## Provided passage
┏━━
JSON Normalizer
The purpose of this utility is to cleanse and normalize the JSON.
- Works for JSON with many null or empty fields and you want to remove them at any level of depth.
- Works for JSON with many field at different levels with duplicate values (but named differently). In this case, you want to dedupe the values and inject them into a different field dynamically created.
- Works by means of a declarative approach without writing any code.
- Works for any json with any depth.
The main motivation behind this utility is to make the JSON nice and compact to be made more usable for NOSQL stores/search engines like elasticsearch etc where you typically do not want to make your documents noisy.
Getting Started
<dependency>
<groupId>com.github.saiprasadkrishnamurthy</groupId>
<artifactId>json-normalizer</artifactId>
<version>2.3</version>
</dependency>
// To call from your code.
┗━━
[Region annotation records]
┏━━
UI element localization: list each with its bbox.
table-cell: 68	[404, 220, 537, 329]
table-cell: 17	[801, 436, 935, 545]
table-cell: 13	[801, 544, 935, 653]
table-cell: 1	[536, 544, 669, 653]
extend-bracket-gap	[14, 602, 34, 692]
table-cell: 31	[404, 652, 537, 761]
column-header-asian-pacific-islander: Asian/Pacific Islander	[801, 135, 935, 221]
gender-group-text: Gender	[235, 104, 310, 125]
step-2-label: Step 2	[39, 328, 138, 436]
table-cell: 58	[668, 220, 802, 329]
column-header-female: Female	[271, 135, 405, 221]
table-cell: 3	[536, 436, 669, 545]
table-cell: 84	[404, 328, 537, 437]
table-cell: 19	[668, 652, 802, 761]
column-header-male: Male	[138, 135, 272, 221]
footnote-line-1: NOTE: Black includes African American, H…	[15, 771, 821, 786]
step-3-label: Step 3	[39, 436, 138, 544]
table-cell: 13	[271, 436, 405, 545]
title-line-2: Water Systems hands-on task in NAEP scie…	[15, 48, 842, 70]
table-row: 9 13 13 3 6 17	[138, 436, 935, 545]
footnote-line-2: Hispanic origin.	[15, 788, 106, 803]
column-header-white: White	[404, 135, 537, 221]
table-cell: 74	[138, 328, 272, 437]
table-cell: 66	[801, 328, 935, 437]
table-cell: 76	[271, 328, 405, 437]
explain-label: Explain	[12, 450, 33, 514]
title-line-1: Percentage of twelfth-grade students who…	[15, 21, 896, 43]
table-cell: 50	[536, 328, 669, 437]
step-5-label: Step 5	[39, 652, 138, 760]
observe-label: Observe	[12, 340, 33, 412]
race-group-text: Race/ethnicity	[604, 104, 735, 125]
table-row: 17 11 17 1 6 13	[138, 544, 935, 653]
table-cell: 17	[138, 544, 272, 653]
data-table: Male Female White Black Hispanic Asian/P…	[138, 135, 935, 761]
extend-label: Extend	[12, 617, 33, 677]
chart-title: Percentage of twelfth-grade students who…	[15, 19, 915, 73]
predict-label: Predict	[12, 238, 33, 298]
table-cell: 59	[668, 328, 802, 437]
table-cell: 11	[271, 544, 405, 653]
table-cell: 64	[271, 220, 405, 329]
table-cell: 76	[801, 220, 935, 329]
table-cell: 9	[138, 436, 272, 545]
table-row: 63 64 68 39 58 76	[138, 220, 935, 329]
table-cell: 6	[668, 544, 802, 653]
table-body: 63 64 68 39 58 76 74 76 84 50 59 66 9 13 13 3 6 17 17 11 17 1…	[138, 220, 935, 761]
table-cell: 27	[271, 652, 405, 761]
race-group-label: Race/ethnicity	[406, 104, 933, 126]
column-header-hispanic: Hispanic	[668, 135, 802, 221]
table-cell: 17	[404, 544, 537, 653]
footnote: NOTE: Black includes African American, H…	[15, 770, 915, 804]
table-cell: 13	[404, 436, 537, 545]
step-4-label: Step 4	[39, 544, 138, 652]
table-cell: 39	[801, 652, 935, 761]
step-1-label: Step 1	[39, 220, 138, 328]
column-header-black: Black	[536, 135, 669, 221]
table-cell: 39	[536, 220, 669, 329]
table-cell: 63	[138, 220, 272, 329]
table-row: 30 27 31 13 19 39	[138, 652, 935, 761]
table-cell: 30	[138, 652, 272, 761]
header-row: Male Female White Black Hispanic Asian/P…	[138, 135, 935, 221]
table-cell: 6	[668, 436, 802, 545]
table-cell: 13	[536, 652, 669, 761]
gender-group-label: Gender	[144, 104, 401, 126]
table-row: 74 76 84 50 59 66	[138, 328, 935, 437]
┗━━
## Work instructions
a - In the JSON Normalizer description, which search engine is named as an example of a NoSQL store?
b - Rewrite the entries from their first line through the line holding "788, 106, 803]", inclusive, swapping every "table-cell" for "grid-cell" and leaving the rest unchanged.
The JSON Normalizer description and the entries have no connection to each other.

## Outputs
a - elasticsearch

b -
UI element localization: list each with its bbox.
grid-cell: 68	[404, 220, 537, 329]
grid-cell: 17	[801, 436, 935, 545]
grid-cell: 13	[801, 544, 935, 653]
grid-cell: 1	[536, 544, 669, 653]
extend-bracket-gap	[14, 602, 34, 692]
grid-cell: 31	[404, 652, 537, 761]
column-header-asian-pacific-islander: Asian/Pacific Islander	[801, 135, 935, 221]
gender-group-text: Gender	[235, 104, 310, 125]
step-2-label: Step 2	[39, 328, 138, 436]
grid-cell: 58	[668, 220, 802, 329]
column-header-female: Female	[271, 135, 405, 221]
grid-cell: 3	[536, 436, 669, 545]
grid-cell: 84	[404, 328, 537, 437]
grid-cell: 19	[668, 652, 802, 761]
column-header-male: Male	[138, 135, 272, 221]
footnote-line-1: NOTE: Black includes African American, H…	[15, 771, 821, 786]
step-3-label: Step 3	[39, 436, 138, 544]
grid-cell: 13	[271, 436, 405, 545]
title-line-2: Water Systems hands-on task in NAEP scie…	[15, 48, 842, 70]
table-row: 9 13 13 3 6 17	[138, 436, 935, 545]
footnote-line-2: Hispanic origin.	[15, 788, 106, 803]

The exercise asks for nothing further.